## Start AVAILABLE DATA

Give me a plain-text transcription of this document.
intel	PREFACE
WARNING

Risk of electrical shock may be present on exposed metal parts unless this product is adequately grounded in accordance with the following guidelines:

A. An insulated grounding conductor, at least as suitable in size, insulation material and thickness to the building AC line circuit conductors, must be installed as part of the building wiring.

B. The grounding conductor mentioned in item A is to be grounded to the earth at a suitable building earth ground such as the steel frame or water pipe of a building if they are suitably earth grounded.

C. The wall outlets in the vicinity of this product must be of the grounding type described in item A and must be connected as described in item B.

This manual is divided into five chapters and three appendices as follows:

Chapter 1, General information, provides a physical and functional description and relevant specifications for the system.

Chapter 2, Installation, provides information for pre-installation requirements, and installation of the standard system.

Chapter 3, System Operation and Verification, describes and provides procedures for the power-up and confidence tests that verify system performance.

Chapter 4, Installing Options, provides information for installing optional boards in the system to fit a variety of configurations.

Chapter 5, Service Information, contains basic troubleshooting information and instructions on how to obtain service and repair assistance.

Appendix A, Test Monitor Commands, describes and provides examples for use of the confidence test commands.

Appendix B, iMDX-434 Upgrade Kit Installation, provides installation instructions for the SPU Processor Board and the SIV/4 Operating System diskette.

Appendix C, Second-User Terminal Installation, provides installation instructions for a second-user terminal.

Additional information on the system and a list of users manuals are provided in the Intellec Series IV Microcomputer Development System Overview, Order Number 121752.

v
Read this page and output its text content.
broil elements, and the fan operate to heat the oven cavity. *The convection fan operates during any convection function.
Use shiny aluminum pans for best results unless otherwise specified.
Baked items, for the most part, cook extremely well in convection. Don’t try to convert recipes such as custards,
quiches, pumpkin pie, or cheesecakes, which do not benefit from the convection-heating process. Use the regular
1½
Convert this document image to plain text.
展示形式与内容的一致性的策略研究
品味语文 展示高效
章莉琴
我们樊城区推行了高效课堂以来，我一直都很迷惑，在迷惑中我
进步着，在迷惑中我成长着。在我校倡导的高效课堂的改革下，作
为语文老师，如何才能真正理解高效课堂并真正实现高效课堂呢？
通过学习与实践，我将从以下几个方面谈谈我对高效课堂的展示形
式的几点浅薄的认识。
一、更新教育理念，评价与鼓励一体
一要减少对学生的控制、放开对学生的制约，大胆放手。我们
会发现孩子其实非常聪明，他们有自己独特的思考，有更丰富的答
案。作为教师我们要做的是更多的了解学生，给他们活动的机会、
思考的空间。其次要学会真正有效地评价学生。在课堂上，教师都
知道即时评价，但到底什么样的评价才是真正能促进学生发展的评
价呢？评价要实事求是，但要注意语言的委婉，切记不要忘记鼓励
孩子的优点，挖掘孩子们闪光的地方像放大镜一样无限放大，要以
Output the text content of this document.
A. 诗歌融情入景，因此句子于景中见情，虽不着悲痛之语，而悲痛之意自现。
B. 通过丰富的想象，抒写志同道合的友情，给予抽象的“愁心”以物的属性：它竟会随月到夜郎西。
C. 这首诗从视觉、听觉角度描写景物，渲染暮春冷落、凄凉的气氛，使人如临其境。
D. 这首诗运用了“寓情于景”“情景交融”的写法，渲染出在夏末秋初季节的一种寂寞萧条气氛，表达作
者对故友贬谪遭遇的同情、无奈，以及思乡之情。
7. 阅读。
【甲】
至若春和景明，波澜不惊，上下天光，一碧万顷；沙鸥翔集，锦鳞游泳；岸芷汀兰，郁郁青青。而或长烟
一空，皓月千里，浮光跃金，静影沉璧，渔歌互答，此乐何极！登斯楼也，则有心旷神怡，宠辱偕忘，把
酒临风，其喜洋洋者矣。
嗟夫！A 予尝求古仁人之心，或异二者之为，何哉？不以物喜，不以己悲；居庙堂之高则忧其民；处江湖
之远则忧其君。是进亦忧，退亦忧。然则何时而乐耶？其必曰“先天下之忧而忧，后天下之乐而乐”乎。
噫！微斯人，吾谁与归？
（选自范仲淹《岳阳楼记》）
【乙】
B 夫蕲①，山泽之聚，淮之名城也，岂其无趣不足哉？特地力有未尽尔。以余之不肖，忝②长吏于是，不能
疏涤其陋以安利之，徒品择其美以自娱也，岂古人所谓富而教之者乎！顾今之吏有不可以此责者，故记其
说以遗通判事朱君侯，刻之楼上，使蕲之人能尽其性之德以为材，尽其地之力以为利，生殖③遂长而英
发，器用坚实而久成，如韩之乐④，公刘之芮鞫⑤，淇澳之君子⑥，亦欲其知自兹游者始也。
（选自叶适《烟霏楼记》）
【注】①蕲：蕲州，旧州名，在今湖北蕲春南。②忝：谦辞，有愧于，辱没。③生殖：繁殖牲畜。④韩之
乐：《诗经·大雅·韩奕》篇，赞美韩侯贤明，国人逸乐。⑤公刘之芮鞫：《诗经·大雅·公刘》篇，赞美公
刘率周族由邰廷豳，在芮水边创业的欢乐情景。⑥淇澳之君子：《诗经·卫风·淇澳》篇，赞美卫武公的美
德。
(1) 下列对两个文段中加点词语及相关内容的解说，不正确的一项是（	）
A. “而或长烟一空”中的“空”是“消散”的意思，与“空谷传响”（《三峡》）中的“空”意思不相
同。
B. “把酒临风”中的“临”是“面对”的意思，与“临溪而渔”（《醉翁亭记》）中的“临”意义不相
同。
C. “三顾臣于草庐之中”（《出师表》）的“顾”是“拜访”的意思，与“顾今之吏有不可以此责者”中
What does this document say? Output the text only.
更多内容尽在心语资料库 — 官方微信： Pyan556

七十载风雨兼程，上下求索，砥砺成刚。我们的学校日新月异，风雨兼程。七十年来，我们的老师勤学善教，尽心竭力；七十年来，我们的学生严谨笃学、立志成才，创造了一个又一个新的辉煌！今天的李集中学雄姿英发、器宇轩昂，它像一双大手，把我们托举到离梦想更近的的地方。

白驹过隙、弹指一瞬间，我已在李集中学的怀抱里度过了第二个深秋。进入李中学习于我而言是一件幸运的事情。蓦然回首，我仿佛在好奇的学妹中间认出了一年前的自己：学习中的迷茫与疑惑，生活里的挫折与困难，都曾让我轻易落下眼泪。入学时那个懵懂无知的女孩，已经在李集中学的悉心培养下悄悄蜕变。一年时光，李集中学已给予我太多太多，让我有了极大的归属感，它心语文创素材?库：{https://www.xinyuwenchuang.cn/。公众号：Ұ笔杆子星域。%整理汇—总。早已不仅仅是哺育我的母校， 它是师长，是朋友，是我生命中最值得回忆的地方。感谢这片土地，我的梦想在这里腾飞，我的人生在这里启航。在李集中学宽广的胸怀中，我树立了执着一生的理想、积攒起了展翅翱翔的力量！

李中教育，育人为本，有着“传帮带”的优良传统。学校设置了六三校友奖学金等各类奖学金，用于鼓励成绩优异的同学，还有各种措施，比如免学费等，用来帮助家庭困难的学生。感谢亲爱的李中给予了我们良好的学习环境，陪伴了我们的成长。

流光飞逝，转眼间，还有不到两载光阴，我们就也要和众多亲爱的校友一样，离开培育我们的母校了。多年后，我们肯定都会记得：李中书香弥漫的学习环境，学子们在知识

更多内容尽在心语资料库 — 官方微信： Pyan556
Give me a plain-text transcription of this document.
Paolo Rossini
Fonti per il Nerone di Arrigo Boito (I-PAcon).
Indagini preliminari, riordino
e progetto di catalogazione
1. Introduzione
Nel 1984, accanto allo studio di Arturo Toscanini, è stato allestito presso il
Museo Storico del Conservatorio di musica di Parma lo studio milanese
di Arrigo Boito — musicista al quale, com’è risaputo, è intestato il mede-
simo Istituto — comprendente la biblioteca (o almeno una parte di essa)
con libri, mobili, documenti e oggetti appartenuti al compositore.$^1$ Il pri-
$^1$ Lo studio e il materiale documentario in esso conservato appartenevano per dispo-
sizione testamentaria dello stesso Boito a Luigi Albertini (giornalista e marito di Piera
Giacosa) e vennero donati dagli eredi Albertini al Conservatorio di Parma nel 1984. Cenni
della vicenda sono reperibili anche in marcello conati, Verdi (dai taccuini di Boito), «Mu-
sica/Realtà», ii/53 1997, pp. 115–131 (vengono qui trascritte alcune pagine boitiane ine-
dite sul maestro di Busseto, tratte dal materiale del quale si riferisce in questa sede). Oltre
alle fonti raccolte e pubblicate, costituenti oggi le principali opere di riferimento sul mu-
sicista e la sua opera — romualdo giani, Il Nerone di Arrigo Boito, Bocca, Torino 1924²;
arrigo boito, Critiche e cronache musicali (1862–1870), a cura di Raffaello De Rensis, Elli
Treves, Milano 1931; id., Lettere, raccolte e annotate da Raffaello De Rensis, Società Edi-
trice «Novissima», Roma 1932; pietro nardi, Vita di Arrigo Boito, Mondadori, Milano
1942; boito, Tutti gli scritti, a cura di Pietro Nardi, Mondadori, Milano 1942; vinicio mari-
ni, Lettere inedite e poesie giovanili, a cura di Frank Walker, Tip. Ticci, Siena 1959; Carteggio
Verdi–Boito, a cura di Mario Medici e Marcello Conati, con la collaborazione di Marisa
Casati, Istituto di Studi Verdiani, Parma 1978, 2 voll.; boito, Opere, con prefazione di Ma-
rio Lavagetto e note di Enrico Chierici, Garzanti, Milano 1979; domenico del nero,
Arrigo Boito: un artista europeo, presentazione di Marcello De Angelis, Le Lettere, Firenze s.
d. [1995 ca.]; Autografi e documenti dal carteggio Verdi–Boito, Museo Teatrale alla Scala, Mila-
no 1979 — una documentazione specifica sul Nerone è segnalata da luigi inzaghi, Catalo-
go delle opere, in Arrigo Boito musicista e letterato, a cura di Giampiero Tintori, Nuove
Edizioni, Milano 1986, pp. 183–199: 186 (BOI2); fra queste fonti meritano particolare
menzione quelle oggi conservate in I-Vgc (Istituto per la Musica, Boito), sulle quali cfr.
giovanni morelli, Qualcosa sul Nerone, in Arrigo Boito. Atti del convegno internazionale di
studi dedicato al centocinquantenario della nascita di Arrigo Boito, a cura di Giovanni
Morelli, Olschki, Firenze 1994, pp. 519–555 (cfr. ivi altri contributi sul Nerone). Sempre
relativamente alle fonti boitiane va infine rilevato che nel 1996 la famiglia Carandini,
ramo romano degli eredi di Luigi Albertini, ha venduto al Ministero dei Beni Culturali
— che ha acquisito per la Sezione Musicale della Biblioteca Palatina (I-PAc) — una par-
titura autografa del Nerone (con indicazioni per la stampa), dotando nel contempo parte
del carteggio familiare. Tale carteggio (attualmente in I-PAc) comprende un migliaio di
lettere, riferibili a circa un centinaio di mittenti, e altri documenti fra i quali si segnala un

## End AVAILABLE DATA

> **PROMPT**: Copy each line of the listing in which the word "della" can be found.

> **EXERCISE ANSWER**:
della vicenda sono reperibili anche in marcello conati, Verdi (dai taccuini di Boito), «Mu-
studi dedicato al centocinquantenario della nascita di Arrigo Boito, a cura di Giovanni
— che ha acquisito per la Sezione Musicale della Biblioteca Palatina (I-PAc) — una par-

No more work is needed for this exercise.